(Beginning of RECORDS FOR THE EXERCISE)

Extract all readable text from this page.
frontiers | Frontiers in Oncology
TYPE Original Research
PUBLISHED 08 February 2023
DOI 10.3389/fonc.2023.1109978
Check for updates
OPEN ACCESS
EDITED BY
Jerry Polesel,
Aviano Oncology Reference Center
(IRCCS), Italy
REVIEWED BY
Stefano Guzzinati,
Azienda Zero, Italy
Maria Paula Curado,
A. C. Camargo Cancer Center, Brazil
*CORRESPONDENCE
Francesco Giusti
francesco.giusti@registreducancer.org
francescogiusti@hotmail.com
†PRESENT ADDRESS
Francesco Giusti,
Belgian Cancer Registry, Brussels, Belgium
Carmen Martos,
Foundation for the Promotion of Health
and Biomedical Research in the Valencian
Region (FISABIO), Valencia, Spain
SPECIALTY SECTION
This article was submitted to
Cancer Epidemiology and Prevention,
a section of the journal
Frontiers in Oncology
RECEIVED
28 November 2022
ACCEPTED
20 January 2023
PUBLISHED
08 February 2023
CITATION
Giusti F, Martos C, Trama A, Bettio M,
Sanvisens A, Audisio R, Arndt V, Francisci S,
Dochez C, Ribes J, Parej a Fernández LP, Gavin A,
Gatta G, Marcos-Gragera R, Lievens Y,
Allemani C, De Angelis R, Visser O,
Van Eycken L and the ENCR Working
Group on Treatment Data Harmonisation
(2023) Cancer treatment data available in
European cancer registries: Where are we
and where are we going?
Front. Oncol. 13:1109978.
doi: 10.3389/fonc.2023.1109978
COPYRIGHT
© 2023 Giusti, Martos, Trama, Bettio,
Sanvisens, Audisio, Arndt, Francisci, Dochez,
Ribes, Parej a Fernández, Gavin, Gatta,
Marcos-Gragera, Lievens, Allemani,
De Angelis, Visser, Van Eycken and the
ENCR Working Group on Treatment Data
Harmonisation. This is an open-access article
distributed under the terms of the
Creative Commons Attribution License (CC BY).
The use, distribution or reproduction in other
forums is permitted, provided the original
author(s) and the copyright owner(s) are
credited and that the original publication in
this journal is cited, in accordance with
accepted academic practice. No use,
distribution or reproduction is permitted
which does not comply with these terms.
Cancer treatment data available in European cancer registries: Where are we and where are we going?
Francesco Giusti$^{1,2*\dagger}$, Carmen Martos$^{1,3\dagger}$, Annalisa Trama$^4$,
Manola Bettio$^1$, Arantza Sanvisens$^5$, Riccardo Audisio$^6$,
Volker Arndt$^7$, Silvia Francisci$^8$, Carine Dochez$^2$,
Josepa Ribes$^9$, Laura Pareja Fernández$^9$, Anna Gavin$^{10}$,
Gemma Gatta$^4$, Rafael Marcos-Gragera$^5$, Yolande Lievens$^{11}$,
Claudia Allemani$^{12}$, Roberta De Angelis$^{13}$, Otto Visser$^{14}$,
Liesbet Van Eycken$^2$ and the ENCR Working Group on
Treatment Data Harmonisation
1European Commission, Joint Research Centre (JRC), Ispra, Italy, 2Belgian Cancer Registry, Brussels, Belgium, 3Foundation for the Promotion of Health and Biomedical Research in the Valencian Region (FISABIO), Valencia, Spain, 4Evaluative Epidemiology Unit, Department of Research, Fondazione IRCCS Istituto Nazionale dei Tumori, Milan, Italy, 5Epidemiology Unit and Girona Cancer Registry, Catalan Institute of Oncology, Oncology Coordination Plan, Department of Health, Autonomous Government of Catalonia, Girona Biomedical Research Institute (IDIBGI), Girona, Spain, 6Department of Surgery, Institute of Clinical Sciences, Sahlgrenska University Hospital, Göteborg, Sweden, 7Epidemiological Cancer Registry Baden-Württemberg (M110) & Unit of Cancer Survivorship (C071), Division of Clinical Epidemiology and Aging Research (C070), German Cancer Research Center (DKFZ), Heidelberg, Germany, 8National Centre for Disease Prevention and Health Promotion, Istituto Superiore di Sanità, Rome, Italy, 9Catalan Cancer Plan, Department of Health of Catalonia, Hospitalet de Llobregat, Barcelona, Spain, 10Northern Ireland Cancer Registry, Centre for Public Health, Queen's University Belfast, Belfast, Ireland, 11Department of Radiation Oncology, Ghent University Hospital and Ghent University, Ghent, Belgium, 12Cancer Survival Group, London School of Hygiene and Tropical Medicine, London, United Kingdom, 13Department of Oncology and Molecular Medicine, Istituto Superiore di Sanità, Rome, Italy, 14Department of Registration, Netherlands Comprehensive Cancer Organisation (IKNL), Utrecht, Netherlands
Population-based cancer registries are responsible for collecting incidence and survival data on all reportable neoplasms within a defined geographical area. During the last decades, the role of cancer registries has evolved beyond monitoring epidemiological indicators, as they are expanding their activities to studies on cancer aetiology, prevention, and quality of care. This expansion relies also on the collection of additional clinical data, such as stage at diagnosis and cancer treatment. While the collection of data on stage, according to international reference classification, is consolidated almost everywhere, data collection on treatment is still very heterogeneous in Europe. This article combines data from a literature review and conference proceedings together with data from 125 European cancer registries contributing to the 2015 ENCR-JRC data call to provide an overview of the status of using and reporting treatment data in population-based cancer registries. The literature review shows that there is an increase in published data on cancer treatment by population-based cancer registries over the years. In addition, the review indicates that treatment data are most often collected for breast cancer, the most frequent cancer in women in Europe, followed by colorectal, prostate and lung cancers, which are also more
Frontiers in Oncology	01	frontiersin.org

(End of RECORDS FOR THE EXERCISE)

Lines containing the word "Arndt" must all be returned from the material above.

Sanvisens A, Audisio R, Arndt V, Francisci S,
Sanvisens, Audisio, Arndt, Francisci, Dochez,
Volker Arndt$^7$, Silvia Francisci$^8$, Carine Dochez$^2$,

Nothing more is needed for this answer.